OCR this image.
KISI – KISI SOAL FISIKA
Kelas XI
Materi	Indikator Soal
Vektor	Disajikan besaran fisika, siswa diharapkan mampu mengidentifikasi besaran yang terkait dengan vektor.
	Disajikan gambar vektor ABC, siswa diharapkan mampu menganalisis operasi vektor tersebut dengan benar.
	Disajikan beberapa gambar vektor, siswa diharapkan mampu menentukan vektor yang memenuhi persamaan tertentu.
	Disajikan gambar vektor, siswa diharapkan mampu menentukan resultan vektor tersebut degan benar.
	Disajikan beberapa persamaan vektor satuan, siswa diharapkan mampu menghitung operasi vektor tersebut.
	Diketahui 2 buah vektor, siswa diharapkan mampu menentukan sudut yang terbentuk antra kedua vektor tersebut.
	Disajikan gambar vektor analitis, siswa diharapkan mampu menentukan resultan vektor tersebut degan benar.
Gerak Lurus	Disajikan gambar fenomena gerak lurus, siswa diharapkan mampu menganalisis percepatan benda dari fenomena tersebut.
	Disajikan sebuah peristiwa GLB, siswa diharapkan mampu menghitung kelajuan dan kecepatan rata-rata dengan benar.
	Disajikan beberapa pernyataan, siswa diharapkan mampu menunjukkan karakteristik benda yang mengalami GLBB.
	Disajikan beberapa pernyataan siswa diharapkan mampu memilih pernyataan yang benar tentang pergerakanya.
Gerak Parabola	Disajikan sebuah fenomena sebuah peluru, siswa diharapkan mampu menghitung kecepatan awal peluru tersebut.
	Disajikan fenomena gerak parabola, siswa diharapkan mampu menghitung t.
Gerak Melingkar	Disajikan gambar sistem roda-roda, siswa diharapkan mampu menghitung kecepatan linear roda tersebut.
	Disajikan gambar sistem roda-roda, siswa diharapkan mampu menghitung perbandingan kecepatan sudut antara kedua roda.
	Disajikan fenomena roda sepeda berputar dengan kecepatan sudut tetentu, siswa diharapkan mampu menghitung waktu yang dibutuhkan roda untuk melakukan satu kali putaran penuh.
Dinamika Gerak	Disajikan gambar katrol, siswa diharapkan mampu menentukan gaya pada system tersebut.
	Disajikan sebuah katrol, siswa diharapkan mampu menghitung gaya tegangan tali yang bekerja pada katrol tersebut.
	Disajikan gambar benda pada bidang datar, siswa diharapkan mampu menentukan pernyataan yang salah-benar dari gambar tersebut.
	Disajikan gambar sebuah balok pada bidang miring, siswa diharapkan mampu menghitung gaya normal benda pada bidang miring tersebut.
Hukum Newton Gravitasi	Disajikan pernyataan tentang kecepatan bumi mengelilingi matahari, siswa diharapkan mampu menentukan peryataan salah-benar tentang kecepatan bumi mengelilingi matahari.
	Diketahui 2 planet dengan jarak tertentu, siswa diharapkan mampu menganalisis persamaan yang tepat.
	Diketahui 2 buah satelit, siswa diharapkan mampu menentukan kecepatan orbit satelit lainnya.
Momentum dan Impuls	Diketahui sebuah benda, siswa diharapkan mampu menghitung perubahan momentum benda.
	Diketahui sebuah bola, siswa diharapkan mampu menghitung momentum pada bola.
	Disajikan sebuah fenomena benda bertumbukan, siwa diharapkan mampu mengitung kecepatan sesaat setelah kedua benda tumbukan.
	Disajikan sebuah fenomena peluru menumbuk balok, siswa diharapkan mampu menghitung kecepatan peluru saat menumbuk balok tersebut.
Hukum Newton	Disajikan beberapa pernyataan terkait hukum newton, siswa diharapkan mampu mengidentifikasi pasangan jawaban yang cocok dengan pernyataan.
= = = = = = =
Where a line holds "mengidentifikasi", copy that line.

## Written response
Vektor	Disajikan besaran fisika, siswa diharapkan mampu mengidentifikasi besaran yang terkait dengan vektor.
Hukum Newton	Disajikan beberapa pernyataan terkait hukum newton, siswa diharapkan mampu mengidentifikasi pasangan jawaban yang cocok dengan pernyataan.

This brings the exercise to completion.